● Exercise details: Return all lines that include the string "Probability".

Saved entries
==*==

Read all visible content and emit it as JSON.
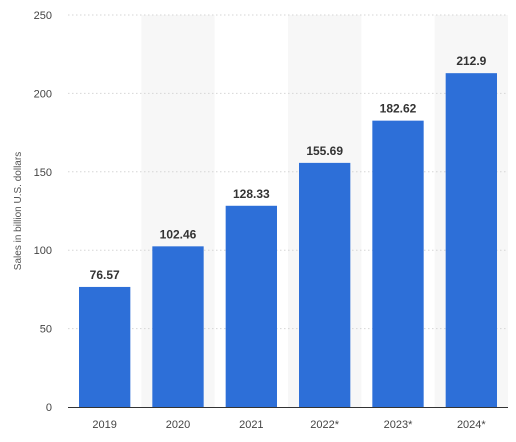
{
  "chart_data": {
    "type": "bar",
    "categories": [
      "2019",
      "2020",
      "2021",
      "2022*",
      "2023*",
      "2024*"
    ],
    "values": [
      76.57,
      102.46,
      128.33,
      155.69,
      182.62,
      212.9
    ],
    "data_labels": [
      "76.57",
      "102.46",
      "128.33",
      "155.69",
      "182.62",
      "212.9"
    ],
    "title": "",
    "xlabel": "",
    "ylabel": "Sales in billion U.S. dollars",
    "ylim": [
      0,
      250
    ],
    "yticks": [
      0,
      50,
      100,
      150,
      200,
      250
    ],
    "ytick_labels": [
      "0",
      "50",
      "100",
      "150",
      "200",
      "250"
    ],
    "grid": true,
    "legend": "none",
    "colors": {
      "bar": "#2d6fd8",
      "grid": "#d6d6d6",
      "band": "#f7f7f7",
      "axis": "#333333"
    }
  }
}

==*==

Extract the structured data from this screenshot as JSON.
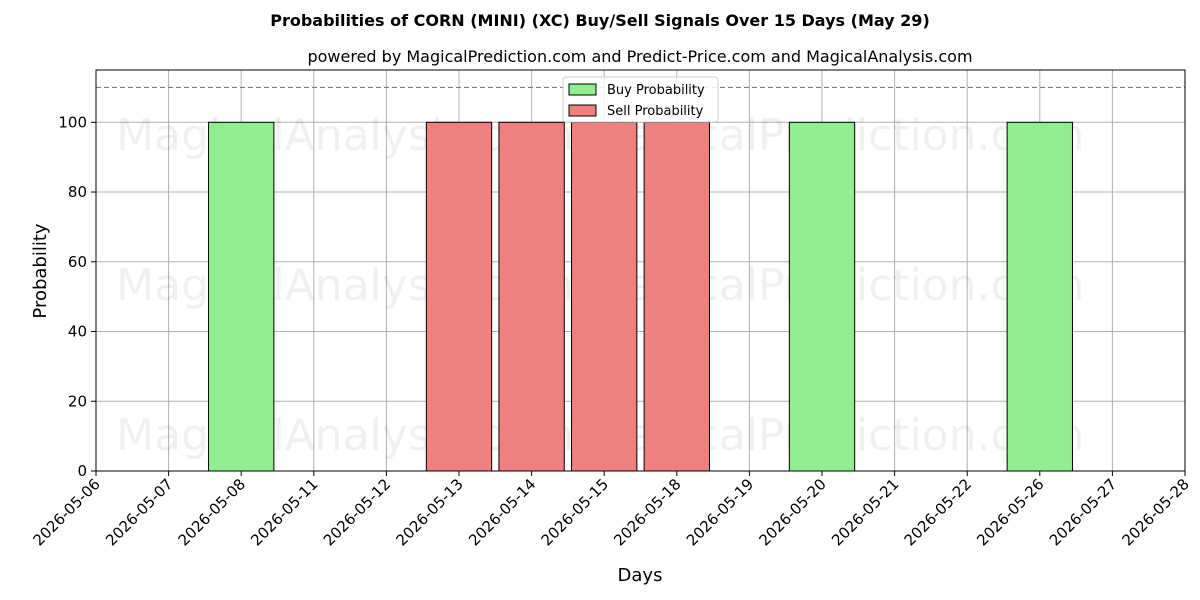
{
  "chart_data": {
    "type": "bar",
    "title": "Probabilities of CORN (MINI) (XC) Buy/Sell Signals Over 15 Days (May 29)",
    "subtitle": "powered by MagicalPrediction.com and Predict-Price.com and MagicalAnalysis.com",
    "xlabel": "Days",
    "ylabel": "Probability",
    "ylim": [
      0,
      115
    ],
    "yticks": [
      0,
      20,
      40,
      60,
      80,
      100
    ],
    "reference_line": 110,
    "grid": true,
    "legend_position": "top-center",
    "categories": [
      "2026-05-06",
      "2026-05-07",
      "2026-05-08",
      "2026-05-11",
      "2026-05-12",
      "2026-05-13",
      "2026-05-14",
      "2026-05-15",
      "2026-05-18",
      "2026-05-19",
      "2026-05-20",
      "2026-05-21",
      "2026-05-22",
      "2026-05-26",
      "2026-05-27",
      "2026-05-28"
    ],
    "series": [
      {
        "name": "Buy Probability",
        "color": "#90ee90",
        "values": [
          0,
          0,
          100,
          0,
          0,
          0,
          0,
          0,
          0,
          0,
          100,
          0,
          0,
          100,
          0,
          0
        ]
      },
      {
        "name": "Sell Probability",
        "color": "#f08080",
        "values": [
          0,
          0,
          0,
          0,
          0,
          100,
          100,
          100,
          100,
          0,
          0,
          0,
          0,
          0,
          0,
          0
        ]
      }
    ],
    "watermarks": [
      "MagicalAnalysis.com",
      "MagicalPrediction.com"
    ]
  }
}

==*==

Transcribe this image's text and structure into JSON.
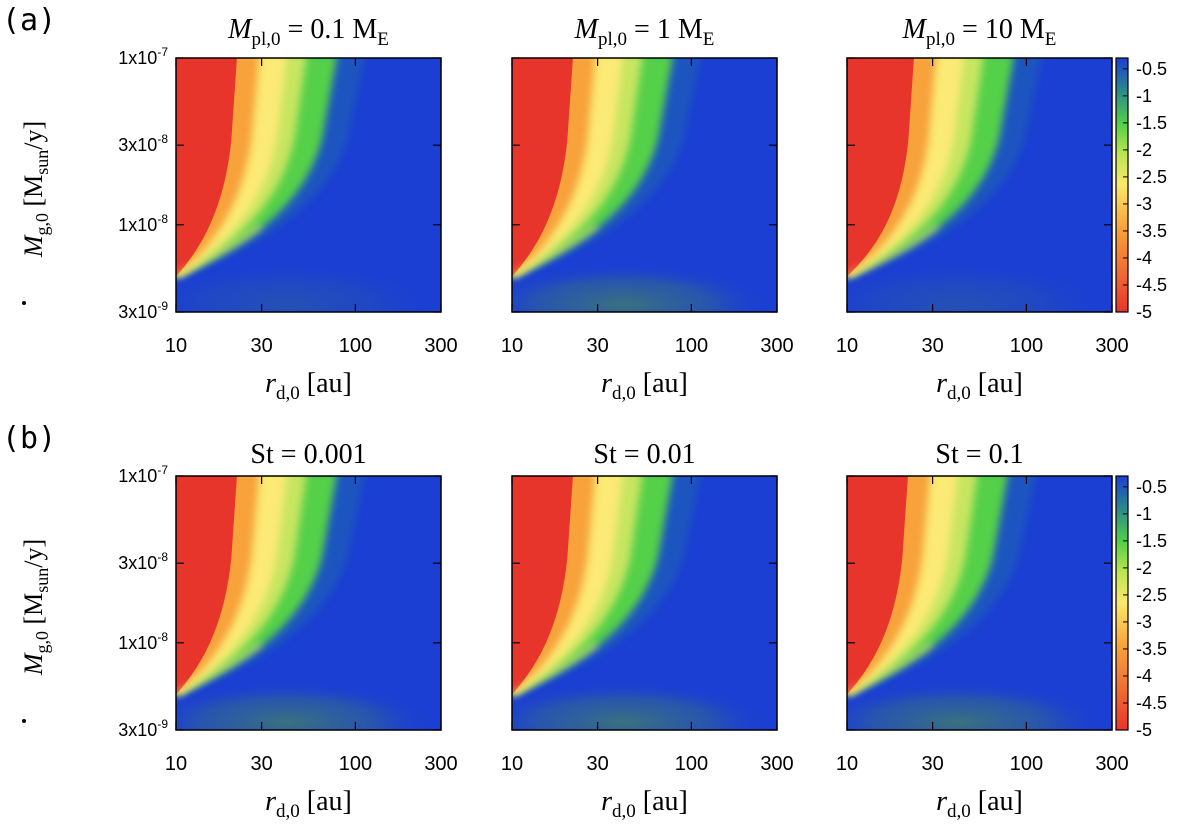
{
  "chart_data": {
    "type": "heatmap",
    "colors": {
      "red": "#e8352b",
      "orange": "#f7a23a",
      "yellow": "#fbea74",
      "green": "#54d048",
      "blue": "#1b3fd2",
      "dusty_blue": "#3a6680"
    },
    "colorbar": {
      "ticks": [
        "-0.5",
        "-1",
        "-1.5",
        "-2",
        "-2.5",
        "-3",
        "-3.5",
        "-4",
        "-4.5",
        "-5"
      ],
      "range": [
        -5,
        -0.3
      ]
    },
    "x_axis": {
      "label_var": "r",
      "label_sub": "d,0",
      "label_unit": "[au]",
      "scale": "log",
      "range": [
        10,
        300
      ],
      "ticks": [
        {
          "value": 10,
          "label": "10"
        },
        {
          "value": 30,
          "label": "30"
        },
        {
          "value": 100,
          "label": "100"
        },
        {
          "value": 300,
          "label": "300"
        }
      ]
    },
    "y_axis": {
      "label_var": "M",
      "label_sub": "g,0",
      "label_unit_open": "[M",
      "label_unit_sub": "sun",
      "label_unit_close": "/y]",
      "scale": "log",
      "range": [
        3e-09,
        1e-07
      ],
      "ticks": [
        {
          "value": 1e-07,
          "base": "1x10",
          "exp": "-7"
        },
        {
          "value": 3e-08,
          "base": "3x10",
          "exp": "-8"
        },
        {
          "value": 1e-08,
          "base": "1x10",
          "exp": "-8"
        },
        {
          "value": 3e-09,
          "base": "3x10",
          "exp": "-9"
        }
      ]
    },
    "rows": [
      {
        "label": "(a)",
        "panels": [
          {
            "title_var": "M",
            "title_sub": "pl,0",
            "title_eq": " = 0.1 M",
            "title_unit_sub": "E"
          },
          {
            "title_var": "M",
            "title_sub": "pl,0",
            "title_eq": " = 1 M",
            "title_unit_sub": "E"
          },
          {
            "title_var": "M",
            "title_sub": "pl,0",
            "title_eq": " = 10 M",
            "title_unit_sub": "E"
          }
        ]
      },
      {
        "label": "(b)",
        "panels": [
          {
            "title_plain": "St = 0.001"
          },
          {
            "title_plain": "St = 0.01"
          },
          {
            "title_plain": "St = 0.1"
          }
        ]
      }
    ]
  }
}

==*==

● Exercise response:
    "ylabel": "Probability",
        "name": "Buy Probability",
        "name": "Sell Probability",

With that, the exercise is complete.